(Dataset records)
========================
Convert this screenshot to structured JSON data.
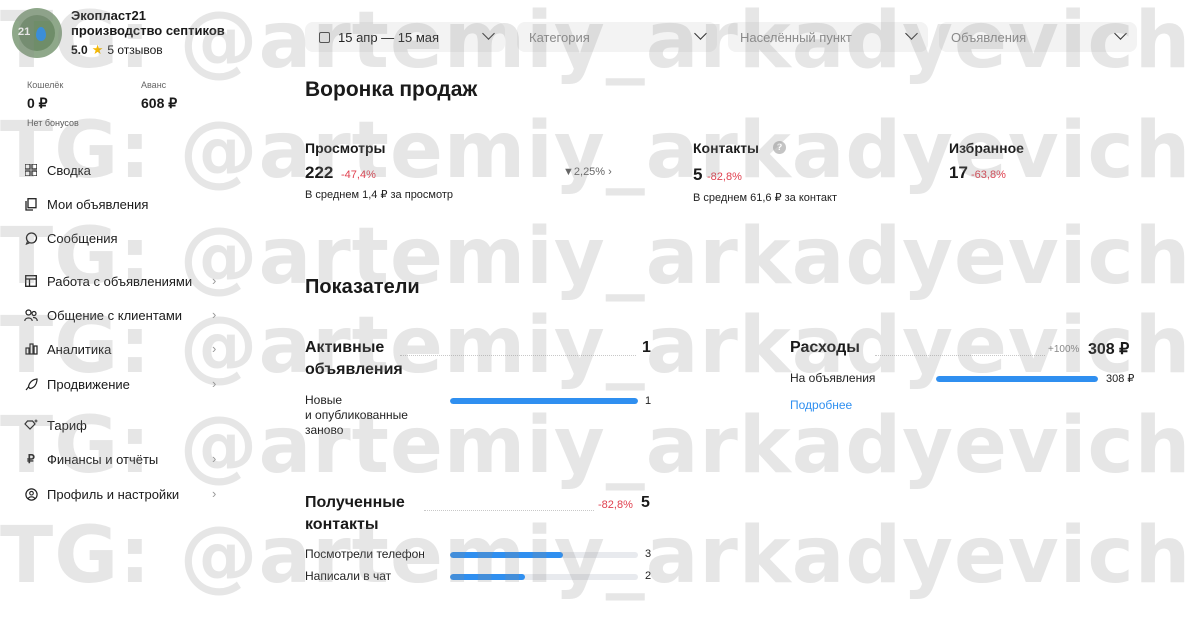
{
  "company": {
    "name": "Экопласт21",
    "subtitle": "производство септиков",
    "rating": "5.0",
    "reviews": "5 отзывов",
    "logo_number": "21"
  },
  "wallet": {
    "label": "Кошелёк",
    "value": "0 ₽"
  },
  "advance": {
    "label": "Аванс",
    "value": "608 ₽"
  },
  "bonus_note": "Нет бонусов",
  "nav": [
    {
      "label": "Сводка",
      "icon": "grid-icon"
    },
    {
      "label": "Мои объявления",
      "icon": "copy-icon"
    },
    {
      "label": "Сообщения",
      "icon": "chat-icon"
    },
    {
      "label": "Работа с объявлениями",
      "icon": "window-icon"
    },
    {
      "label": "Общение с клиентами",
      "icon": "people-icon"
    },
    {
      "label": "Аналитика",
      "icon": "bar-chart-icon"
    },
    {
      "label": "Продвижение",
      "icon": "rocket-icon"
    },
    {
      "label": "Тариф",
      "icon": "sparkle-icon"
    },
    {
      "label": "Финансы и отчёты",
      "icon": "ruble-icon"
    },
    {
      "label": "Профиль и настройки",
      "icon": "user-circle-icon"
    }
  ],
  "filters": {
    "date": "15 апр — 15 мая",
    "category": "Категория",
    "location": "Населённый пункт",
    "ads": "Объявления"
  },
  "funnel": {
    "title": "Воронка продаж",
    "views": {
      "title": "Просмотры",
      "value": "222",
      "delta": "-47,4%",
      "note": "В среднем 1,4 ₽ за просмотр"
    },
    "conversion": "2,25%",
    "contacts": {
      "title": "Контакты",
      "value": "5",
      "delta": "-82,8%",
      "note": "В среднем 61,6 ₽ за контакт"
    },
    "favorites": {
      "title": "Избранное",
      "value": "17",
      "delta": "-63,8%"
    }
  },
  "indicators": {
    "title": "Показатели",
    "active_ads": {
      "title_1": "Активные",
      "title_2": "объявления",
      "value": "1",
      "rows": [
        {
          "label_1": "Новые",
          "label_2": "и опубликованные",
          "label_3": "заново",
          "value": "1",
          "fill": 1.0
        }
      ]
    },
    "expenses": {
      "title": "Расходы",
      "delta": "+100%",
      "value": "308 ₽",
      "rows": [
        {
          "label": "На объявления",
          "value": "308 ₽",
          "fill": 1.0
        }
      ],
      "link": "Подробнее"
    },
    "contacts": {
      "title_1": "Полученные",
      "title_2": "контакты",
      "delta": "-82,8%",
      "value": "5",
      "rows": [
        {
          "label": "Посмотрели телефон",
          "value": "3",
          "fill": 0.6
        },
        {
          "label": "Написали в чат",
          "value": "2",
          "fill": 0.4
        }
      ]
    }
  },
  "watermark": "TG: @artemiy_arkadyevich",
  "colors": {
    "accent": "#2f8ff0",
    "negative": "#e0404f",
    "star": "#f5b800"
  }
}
========================
Search the data above for the word "value", then gather each line in which it appears.

    "value": "0 ₽"
    "value": "608 ₽"
      "value": "222",
      "value": "5",
      "value": "17",
      "value": "1",
          "value": "1",
      "value": "308 ₽",
          "value": "308 ₽",
      "value": "5",
          "value": "3",
          "value": "2",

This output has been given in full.